AIM =>
Type out the records that follow, exactly as given.

Dataset items:

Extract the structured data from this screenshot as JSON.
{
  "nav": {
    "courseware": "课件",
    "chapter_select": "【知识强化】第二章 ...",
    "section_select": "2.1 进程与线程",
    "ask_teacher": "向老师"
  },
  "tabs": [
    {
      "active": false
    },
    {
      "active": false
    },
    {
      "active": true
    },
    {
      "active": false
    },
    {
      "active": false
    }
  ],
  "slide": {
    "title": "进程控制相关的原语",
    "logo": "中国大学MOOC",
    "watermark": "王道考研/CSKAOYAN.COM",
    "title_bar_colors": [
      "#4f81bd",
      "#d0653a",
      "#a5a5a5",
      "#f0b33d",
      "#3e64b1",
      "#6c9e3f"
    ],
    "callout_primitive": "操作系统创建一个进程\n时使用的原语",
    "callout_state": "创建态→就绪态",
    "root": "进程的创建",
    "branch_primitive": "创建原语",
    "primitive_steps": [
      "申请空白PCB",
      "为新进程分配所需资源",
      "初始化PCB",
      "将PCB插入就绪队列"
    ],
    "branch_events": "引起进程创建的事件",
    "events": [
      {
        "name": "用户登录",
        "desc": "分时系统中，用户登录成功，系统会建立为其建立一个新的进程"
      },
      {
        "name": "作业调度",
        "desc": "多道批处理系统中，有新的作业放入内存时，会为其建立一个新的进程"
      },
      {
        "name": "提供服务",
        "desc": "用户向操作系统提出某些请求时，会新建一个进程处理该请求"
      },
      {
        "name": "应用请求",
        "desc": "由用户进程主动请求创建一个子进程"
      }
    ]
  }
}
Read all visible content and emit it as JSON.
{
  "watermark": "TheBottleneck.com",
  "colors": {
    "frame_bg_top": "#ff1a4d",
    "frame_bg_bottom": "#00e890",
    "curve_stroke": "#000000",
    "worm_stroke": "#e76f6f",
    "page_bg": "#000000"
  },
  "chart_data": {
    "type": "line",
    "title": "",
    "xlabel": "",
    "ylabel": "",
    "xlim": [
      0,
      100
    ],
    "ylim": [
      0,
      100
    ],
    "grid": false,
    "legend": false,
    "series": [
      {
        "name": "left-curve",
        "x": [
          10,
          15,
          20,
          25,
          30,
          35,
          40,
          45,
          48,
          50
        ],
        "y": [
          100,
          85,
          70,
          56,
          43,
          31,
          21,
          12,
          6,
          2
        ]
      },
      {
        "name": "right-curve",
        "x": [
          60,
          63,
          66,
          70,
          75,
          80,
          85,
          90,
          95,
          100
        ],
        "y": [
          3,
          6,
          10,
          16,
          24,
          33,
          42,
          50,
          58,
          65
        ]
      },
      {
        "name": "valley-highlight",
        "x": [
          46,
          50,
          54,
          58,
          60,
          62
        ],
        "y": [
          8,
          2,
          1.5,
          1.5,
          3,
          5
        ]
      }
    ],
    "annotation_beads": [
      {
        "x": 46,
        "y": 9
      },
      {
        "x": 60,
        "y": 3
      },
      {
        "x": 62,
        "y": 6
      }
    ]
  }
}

ANSWER TO THE TASK =>
Extract the structured data from this screenshot as JSON.
{
  "nav": {
    "courseware": "课件",
    "chapter_select": "【知识强化】第二章 ...",
    "section_select": "2.1 进程与线程",
    "ask_teacher": "向老师"
  },
  "tabs": [
    {
      "active": false
    },
    {
      "active": false
    },
    {
      "active": true
    },
    {
      "active": false
    },
    {
      "active": false
    }
  ],
  "slide": {
    "title": "进程控制相关的原语",
    "logo": "中国大学MOOC",
    "watermark": "王道考研/CSKAOYAN.COM",
    "title_bar_colors": [
      "#4f81bd",
      "#d0653a",
      "#a5a5a5",
      "#f0b33d",
      "#3e64b1",
      "#6c9e3f"
    ],
    "callout_primitive": "操作系统创建一个进程\n时使用的原语",
    "callout_state": "创建态→就绪态",
    "root": "进程的创建",
    "branch_primitive": "创建原语",
    "primitive_steps": [
      "申请空白PCB",
      "为新进程分配所需资源",
      "初始化PCB",
      "将PCB插入就绪队列"
    ],
    "branch_events": "引起进程创建的事件",
    "events": [
      {
        "name": "用户登录",
        "desc": "分时系统中，用户登录成功，系统会建立为其建立一个新的进程"
      },
      {
        "name": "作业调度",
        "desc": "多道批处理系统中，有新的作业放入内存时，会为其建立一个新的进程"
      },
      {
        "name": "提供服务",
        "desc": "用户向操作系统提出某些请求时，会新建一个进程处理该请求"
      },
      {
        "name": "应用请求",
        "desc": "由用户进程主动请求创建一个子进程"
      }
    ]
  }
}
Read all visible content and emit it as JSON.
{
  "watermark": "TheBottleneck.com",
  "colors": {
    "frame_bg_top": "#ff1a4d",
    "frame_bg_bottom": "#00e890",
    "curve_stroke": "#000000",
    "worm_stroke": "#e76f6f",
    "page_bg": "#000000"
  },
  "chart_data": {
    "type": "line",
    "title": "",
    "xlabel": "",
    "ylabel": "",
    "xlim": [
      0,
      100
    ],
    "ylim": [
      0,
      100
    ],
    "grid": false,
    "legend": false,
    "series": [
      {
        "name": "left-curve",
        "x": [
          10,
          15,
          20,
          25,
          30,
          35,
          40,
          45,
          48,
          50
        ],
        "y": [
          100,
          85,
          70,
          56,
          43,
          31,
          21,
          12,
          6,
          2
        ]
      },
      {
        "name": "right-curve",
        "x": [
          60,
          63,
          66,
          70,
          75,
          80,
          85,
          90,
          95,
          100
        ],
        "y": [
          3,
          6,
          10,
          16,
          24,
          33,
          42,
          50,
          58,
          65
        ]
      },
      {
        "name": "valley-highlight",
        "x": [
          46,
          50,
          54,
          58,
          60,
          62
        ],
        "y": [
          8,
          2,
          1.5,
          1.5,
          3,
          5
        ]
      }
    ],
    "annotation_beads": [
      {
        "x": 46,
        "y": 9
      },
      {
        "x": 60,
        "y": 3
      },
      {
        "x": 62,
        "y": 6
      }
    ]
  }
}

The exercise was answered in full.